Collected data
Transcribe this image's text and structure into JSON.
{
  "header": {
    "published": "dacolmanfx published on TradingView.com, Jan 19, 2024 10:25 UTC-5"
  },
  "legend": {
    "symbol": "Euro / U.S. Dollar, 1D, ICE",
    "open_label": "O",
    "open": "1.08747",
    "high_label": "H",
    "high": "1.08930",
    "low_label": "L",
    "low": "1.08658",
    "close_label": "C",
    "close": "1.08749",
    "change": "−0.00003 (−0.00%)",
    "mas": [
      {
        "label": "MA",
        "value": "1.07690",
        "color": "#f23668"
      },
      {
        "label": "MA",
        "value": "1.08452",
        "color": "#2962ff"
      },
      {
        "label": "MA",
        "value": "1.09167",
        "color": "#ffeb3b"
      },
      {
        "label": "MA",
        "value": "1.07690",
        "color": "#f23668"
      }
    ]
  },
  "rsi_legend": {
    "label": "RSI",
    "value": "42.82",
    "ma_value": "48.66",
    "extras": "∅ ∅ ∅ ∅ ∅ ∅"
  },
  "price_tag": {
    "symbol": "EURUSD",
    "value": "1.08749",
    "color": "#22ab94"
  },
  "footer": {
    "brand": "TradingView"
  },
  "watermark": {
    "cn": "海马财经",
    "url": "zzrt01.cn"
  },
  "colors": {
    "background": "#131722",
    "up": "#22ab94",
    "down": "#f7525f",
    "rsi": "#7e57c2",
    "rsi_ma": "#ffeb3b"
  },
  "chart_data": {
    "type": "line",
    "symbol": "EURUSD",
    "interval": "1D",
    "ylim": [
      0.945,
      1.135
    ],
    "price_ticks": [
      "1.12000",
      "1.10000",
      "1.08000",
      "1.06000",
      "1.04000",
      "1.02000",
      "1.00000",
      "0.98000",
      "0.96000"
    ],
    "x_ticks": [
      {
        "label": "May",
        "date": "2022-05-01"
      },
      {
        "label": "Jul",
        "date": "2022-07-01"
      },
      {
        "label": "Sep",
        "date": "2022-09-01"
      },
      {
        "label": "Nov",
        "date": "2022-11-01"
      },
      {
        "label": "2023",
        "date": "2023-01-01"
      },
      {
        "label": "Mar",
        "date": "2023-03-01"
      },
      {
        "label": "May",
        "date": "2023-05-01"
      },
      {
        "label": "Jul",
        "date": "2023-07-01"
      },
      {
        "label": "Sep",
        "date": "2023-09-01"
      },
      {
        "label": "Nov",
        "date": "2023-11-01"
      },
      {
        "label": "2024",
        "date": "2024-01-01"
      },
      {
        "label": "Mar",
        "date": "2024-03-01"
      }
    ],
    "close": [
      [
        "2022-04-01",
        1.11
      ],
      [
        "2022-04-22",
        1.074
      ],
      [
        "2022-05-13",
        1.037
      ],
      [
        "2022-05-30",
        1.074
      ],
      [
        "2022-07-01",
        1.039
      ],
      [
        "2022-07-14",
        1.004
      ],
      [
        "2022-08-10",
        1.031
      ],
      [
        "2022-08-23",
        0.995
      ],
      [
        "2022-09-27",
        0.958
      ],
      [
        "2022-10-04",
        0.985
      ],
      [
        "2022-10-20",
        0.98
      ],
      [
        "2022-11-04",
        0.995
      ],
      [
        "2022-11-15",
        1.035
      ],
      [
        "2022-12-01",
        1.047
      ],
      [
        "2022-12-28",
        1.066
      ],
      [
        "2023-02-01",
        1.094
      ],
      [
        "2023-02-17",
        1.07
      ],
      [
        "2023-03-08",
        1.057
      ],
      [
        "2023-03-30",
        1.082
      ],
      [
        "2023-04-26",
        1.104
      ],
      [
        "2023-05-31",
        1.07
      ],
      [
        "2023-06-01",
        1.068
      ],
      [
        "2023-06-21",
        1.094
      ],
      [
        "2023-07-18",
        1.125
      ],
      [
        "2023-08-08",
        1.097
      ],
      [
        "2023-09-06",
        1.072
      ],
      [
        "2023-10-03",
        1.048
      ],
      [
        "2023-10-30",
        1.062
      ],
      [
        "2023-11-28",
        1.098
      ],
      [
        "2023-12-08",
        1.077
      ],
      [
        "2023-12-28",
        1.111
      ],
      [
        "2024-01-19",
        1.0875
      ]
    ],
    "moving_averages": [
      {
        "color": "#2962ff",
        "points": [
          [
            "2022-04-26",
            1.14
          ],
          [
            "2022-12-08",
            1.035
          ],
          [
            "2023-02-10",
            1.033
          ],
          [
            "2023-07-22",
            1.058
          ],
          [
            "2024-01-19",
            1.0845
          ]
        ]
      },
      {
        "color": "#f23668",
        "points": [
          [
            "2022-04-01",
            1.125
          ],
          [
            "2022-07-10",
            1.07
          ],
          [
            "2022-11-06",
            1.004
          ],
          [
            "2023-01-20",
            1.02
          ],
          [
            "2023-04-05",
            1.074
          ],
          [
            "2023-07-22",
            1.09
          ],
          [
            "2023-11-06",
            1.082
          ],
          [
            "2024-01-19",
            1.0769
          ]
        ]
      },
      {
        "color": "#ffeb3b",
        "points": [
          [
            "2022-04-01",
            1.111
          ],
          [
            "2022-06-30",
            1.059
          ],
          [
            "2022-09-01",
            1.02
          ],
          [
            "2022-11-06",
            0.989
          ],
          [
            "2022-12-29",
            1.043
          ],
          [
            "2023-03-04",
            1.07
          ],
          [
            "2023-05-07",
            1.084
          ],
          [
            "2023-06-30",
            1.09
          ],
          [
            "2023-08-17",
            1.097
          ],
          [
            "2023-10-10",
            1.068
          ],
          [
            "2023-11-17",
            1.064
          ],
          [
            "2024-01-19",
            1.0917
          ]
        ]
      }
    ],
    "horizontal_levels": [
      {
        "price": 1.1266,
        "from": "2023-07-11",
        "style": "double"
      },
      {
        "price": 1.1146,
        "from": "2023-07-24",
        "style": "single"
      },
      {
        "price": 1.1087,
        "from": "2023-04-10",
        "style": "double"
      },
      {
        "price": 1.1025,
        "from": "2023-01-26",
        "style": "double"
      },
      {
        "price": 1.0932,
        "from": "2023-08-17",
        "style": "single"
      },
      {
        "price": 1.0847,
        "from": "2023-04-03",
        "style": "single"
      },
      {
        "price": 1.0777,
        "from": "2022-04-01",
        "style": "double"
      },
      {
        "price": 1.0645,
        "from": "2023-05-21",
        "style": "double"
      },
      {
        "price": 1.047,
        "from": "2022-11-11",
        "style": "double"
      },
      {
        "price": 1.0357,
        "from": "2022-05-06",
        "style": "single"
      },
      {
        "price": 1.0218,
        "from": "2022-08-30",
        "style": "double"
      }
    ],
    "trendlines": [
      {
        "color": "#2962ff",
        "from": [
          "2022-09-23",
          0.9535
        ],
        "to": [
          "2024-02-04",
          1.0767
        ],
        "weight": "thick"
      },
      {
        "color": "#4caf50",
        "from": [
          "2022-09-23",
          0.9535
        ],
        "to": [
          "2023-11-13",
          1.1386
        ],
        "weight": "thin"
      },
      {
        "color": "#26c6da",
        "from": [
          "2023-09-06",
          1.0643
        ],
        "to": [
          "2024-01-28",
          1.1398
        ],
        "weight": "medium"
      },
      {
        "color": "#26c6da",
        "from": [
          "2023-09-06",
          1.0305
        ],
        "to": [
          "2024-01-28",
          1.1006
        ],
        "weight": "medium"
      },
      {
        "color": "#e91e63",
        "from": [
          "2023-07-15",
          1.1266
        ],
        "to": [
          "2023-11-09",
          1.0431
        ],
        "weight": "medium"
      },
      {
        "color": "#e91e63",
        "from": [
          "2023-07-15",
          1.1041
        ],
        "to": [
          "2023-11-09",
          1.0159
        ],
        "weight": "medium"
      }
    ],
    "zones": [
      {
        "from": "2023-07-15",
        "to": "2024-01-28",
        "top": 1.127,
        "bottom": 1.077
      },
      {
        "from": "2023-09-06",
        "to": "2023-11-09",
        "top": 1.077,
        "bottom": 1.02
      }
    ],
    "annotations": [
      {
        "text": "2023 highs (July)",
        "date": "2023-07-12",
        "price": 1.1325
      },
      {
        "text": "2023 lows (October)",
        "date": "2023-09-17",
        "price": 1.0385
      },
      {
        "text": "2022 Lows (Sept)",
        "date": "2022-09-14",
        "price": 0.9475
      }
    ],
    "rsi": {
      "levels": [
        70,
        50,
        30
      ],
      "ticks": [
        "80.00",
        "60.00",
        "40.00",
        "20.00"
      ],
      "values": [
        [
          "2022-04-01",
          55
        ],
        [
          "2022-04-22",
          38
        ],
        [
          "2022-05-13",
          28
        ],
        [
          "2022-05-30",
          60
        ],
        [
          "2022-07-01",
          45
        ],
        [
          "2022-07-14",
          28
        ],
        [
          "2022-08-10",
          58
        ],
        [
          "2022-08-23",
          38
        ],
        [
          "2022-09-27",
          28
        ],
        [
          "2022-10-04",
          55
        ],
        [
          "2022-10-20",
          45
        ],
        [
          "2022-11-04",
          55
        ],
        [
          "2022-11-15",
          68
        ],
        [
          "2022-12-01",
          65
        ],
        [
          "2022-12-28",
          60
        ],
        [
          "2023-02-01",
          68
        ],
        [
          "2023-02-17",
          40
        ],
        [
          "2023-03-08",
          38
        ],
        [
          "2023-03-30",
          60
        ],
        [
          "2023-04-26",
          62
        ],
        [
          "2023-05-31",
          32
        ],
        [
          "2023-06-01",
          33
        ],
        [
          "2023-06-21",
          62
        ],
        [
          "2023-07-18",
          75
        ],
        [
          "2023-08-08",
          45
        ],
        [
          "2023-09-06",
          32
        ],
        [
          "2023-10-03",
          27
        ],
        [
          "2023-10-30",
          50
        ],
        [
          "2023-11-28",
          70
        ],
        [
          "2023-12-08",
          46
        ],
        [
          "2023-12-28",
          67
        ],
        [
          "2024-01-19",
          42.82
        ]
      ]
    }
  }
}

Required work:
Find the lines of the material that hold the word "text" and report their count alone.

Answer for the task:
4